**Task brief:**
Going through the material below, please gather all lines with the word "activities" in them.

[Stored data]
• • • • •
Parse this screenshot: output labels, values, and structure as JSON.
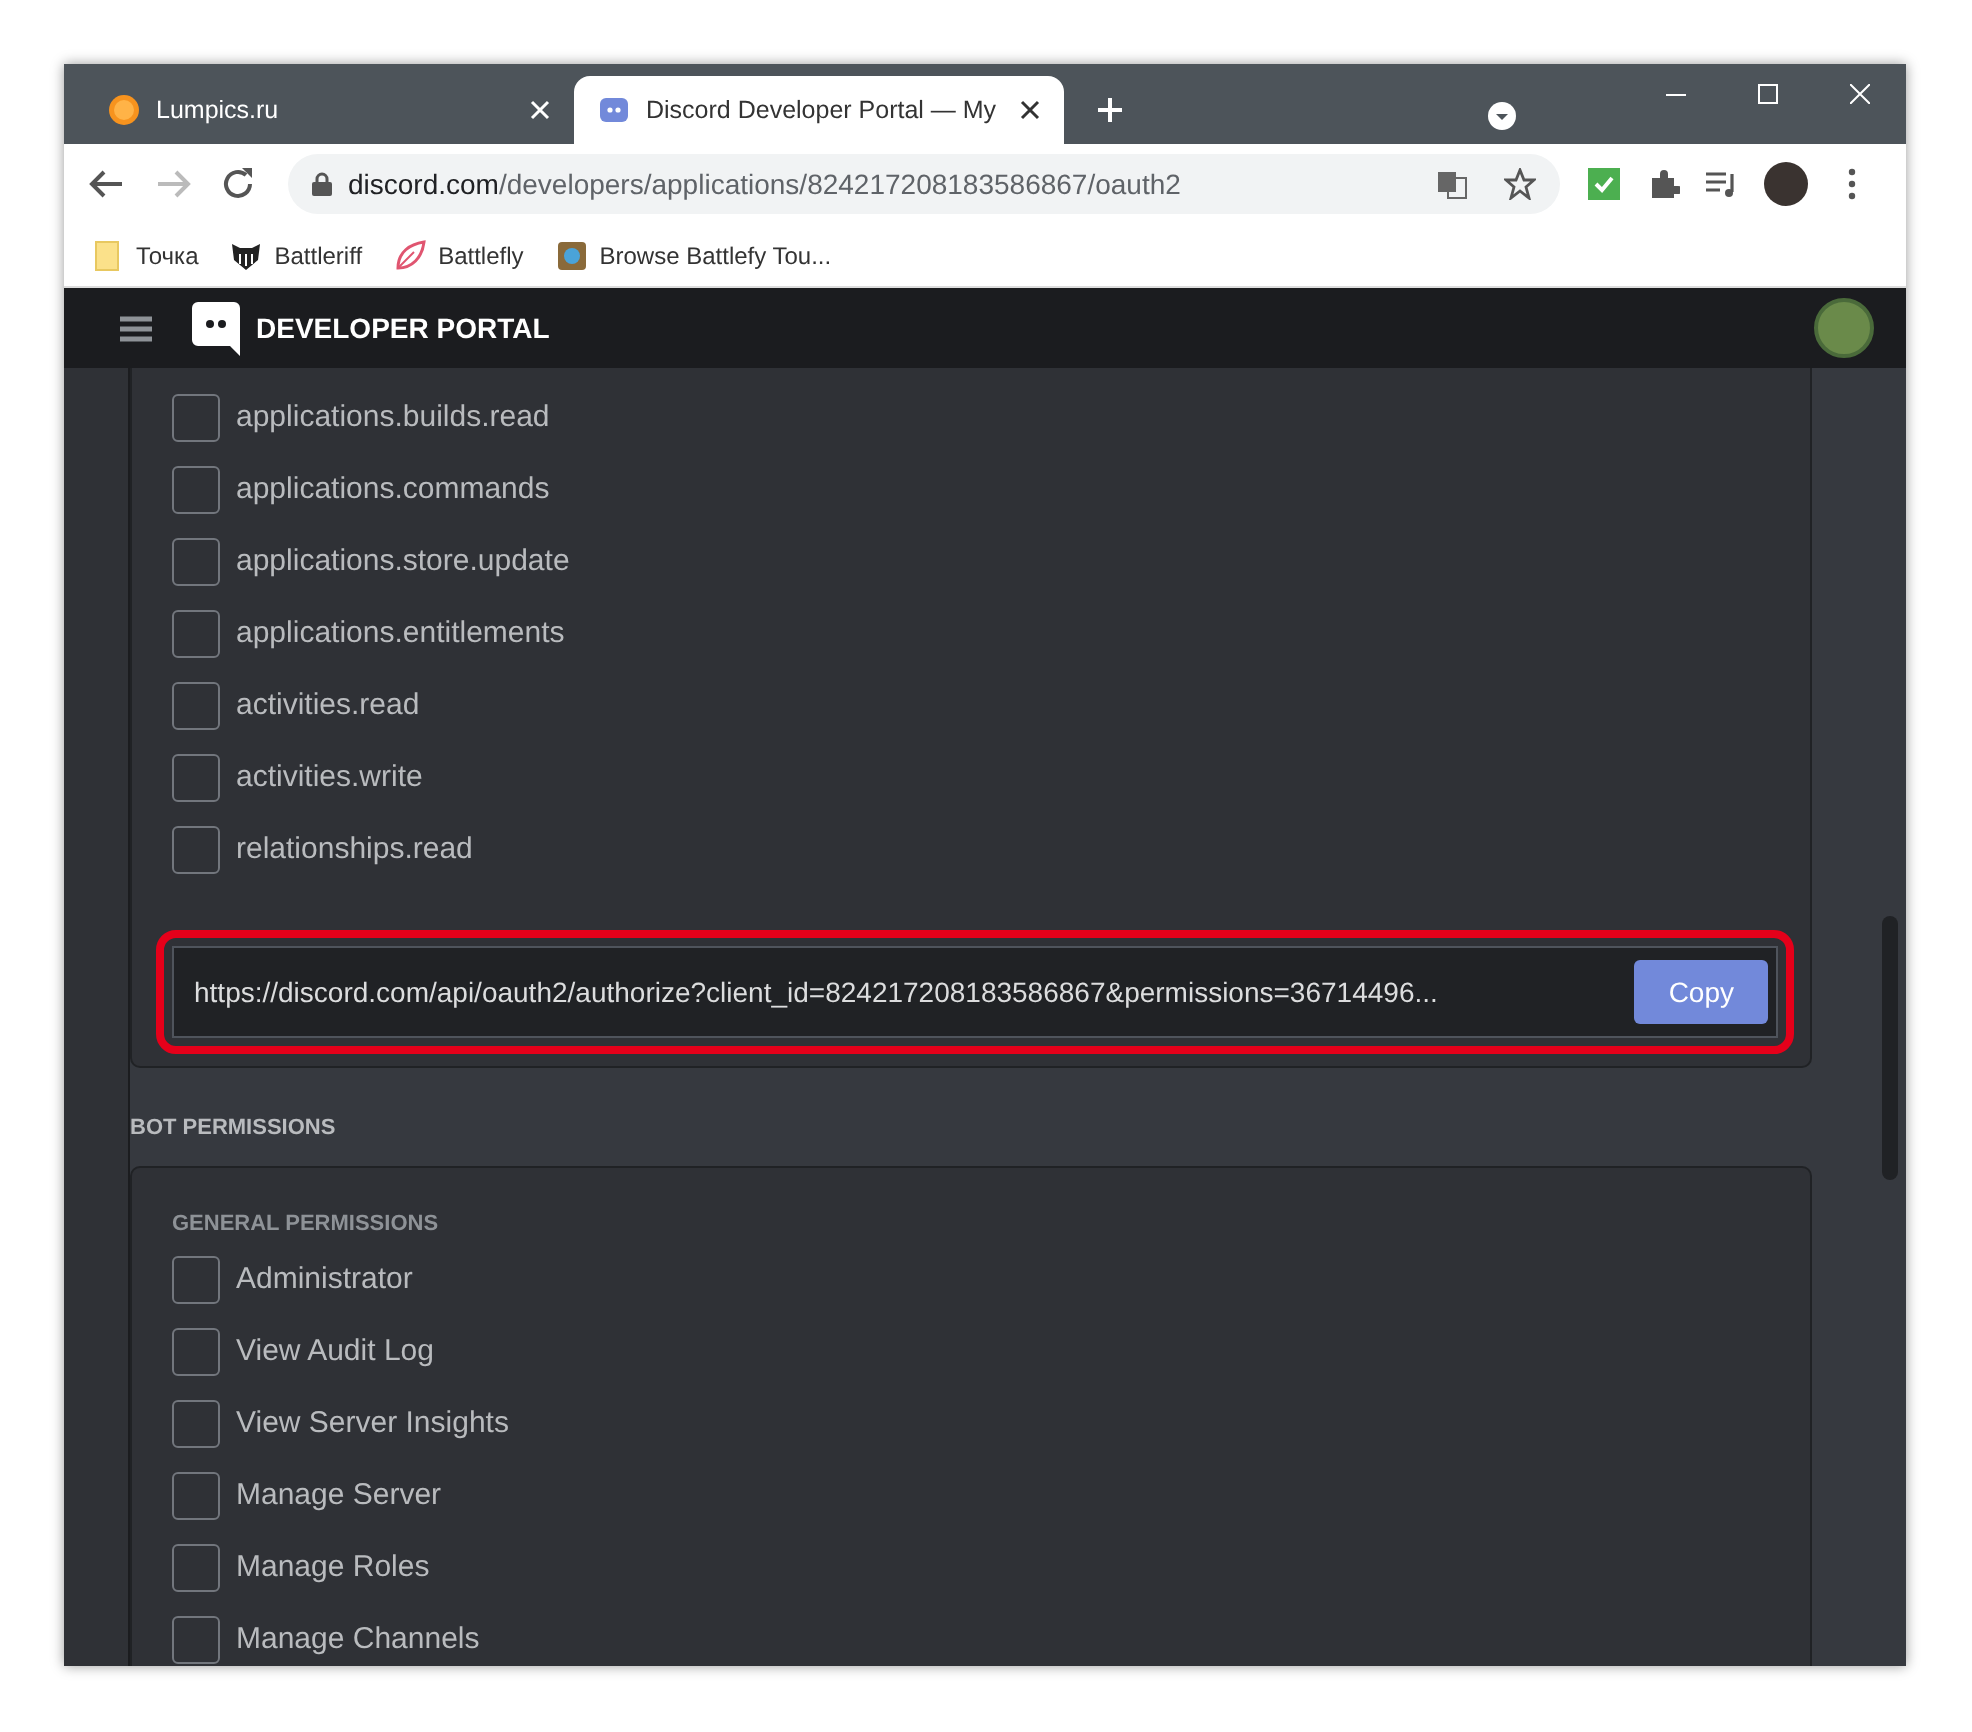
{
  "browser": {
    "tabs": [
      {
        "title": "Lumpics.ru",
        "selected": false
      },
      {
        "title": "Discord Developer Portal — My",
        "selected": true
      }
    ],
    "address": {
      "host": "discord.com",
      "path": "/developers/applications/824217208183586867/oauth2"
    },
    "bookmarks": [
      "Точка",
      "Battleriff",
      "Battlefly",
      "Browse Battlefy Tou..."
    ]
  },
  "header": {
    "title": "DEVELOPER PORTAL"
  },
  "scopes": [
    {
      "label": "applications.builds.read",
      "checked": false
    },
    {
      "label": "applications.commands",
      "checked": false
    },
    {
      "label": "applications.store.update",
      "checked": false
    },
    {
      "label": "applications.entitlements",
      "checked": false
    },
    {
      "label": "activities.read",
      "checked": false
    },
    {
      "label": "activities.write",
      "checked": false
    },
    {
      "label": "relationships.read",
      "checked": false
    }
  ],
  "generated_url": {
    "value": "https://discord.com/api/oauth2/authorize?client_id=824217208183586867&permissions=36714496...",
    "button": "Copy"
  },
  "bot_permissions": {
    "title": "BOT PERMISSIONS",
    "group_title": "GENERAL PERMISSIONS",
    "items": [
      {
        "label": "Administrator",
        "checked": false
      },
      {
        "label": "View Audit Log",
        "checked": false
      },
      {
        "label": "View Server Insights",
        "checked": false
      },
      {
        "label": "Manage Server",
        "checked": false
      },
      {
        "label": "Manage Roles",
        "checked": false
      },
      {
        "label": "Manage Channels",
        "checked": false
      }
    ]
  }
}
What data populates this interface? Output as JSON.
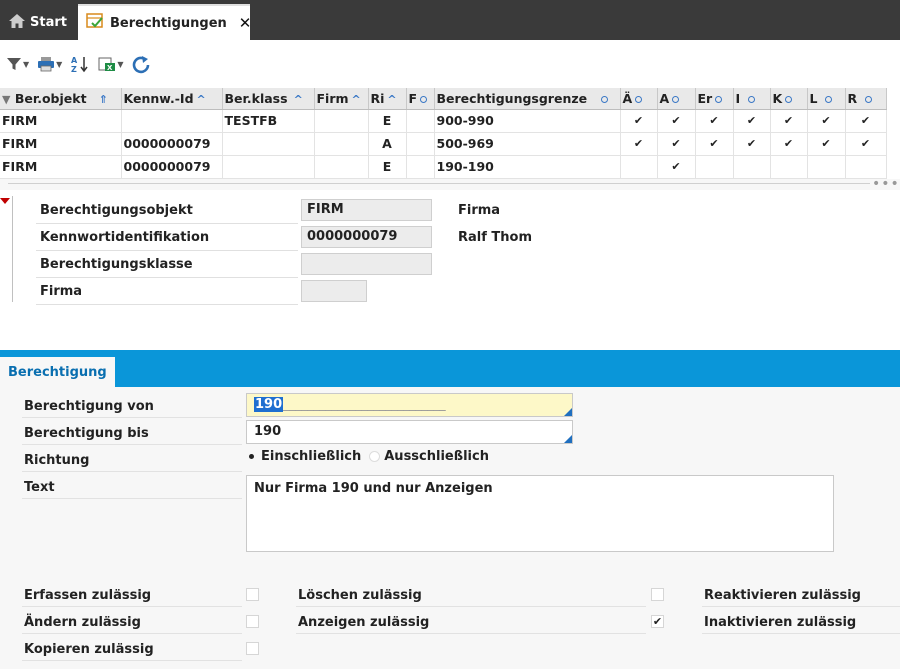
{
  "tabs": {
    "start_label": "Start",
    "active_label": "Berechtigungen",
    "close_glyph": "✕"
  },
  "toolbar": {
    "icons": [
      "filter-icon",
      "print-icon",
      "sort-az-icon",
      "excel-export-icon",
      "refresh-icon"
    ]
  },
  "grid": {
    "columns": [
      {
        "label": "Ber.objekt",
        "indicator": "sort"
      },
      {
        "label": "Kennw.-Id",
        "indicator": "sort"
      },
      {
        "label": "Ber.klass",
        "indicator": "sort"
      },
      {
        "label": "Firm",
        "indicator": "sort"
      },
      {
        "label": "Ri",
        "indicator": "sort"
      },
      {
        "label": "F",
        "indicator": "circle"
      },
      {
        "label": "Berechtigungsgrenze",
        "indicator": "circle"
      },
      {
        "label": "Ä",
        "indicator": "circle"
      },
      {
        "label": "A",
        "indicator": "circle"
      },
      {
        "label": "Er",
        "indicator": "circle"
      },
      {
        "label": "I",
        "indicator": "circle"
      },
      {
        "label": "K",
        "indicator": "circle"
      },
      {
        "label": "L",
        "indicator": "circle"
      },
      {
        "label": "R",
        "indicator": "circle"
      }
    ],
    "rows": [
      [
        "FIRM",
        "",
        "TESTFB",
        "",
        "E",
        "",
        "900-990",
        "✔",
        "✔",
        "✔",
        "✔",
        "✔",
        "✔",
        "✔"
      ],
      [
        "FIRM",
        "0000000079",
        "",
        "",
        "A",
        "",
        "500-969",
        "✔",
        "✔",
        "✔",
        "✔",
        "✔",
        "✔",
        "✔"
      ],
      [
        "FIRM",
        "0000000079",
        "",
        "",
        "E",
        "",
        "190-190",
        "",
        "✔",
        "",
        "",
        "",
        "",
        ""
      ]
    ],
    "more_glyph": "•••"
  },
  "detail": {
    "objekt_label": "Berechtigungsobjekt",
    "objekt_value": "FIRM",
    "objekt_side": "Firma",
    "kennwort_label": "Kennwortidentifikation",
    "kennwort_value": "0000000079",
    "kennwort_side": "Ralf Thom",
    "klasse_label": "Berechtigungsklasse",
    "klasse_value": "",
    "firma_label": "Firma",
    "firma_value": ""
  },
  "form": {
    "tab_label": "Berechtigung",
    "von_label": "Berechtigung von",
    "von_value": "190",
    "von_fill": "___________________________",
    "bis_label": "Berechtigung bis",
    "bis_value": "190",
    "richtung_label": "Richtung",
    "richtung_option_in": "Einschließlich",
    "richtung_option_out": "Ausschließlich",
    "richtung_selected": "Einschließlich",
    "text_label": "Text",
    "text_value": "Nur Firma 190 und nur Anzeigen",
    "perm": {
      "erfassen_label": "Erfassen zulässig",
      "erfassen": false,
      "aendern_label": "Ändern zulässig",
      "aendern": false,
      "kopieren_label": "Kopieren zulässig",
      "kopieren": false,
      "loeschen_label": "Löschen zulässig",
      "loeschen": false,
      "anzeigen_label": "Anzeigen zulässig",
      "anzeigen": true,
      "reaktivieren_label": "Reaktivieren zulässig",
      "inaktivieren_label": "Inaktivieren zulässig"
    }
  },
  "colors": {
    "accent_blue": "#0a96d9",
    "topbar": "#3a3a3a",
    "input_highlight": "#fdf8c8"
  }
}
• • • • •
**Exercise result:**
      "label": "activities.read",
      "label": "activities.write",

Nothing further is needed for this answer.